◆ OBJECTIVE: Repeat every line of the listing below exactly, minus the pictures.

◆ DATA LINES:

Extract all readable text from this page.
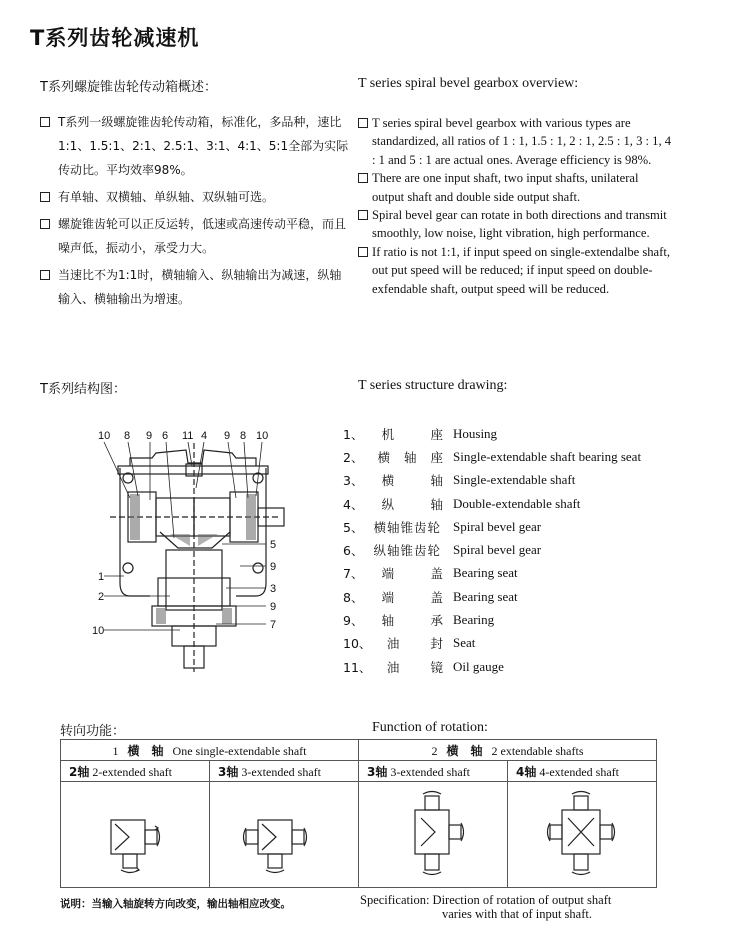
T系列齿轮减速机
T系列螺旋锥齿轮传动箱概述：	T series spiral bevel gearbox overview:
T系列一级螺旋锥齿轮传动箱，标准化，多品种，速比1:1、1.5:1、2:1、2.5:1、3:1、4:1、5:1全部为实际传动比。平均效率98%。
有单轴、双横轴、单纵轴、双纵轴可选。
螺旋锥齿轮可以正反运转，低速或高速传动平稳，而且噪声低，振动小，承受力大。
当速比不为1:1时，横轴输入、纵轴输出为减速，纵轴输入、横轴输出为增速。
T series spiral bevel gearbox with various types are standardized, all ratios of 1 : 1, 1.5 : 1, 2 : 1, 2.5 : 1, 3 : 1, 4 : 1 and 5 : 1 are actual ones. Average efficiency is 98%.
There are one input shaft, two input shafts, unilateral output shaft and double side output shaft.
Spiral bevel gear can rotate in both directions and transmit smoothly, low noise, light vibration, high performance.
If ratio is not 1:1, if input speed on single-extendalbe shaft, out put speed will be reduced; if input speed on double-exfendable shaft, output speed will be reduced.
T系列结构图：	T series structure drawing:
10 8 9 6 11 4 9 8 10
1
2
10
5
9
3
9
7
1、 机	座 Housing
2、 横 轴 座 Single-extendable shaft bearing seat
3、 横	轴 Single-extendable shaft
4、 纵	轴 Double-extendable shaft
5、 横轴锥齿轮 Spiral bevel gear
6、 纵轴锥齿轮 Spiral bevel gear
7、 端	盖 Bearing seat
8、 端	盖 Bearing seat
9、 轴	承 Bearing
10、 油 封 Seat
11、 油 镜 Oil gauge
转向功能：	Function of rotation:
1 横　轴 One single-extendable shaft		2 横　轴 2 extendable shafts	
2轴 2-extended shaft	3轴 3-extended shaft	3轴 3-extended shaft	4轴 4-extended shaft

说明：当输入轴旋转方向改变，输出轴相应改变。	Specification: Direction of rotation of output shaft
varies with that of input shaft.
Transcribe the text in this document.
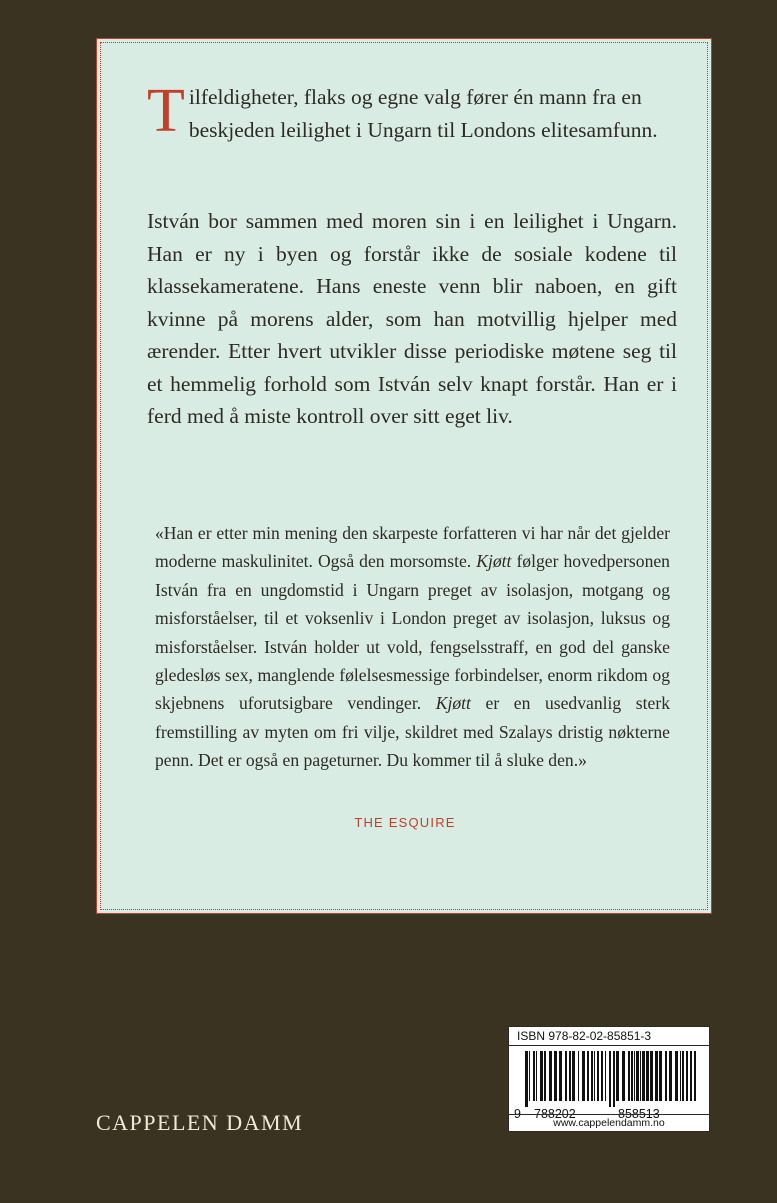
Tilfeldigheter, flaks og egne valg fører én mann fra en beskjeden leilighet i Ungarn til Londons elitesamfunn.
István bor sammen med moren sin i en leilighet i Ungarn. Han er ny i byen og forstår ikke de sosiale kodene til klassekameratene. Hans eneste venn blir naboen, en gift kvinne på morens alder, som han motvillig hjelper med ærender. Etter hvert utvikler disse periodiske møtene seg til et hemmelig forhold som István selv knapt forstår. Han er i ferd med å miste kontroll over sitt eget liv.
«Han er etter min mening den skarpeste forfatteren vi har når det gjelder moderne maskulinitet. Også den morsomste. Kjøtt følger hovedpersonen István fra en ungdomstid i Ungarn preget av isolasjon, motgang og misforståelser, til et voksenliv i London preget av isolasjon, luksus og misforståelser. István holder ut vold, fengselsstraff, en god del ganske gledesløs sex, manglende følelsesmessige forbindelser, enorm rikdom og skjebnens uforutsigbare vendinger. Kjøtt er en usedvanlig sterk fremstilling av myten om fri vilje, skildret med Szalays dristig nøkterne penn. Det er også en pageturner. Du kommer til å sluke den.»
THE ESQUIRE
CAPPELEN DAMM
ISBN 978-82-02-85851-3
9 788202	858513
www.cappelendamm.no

◆ EXERCISE OUTPUT:
Extract all readable text from this page.
T系列齿轮减速机
T系列螺旋锥齿轮传动箱概述：	T series spiral bevel gearbox overview:
T系列一级螺旋锥齿轮传动箱，标准化，多品种，速比1:1、1.5:1、2:1、2.5:1、3:1、4:1、5:1全部为实际传动比。平均效率98%。
有单轴、双横轴、单纵轴、双纵轴可选。
螺旋锥齿轮可以正反运转，低速或高速传动平稳，而且噪声低，振动小，承受力大。
当速比不为1:1时，横轴输入、纵轴输出为减速，纵轴输入、横轴输出为增速。
T series spiral bevel gearbox with various types are standardized, all ratios of 1 : 1, 1.5 : 1, 2 : 1, 2.5 : 1, 3 : 1, 4 : 1 and 5 : 1 are actual ones. Average efficiency is 98%.
There are one input shaft, two input shafts, unilateral output shaft and double side output shaft.
Spiral bevel gear can rotate in both directions and transmit smoothly, low noise, light vibration, high performance.
If ratio is not 1:1, if input speed on single-extendalbe shaft, out put speed will be reduced; if input speed on double-exfendable shaft, output speed will be reduced.
T系列结构图：	T series structure drawing:
10 8 9 6 11 4 9 8 10
1
2
10
5
9
3
9
7
1、 机	座 Housing
2、 横 轴 座 Single-extendable shaft bearing seat
3、 横	轴 Single-extendable shaft
4、 纵	轴 Double-extendable shaft
5、 横轴锥齿轮 Spiral bevel gear
6、 纵轴锥齿轮 Spiral bevel gear
7、 端	盖 Bearing seat
8、 端	盖 Bearing seat
9、 轴	承 Bearing
10、 油 封 Seat
11、 油 镜 Oil gauge
转向功能：	Function of rotation:
1 横　轴 One single-extendable shaft		2 横　轴 2 extendable shafts	
2轴 2-extended shaft	3轴 3-extended shaft	3轴 3-extended shaft	4轴 4-extended shaft

说明：当输入轴旋转方向改变，输出轴相应改变。	Specification: Direction of rotation of output shaft
varies with that of input shaft.
Transcribe the text in this document.
Tilfeldigheter, flaks og egne valg fører én mann fra en beskjeden leilighet i Ungarn til Londons elitesamfunn.
István bor sammen med moren sin i en leilighet i Ungarn. Han er ny i byen og forstår ikke de sosiale kodene til klassekameratene. Hans eneste venn blir naboen, en gift kvinne på morens alder, som han motvillig hjelper med ærender. Etter hvert utvikler disse periodiske møtene seg til et hemmelig forhold som István selv knapt forstår. Han er i ferd med å miste kontroll over sitt eget liv.
«Han er etter min mening den skarpeste forfatteren vi har når det gjelder moderne maskulinitet. Også den morsomste. Kjøtt følger hovedpersonen István fra en ungdomstid i Ungarn preget av isolasjon, motgang og misforståelser, til et voksenliv i London preget av isolasjon, luksus og misforståelser. István holder ut vold, fengselsstraff, en god del ganske gledesløs sex, manglende følelsesmessige forbindelser, enorm rikdom og skjebnens uforutsigbare vendinger. Kjøtt er en usedvanlig sterk fremstilling av myten om fri vilje, skildret med Szalays dristig nøkterne penn. Det er også en pageturner. Du kommer til å sluke den.»
THE ESQUIRE
CAPPELEN DAMM
ISBN 978-82-02-85851-3
9 788202	858513
www.cappelendamm.no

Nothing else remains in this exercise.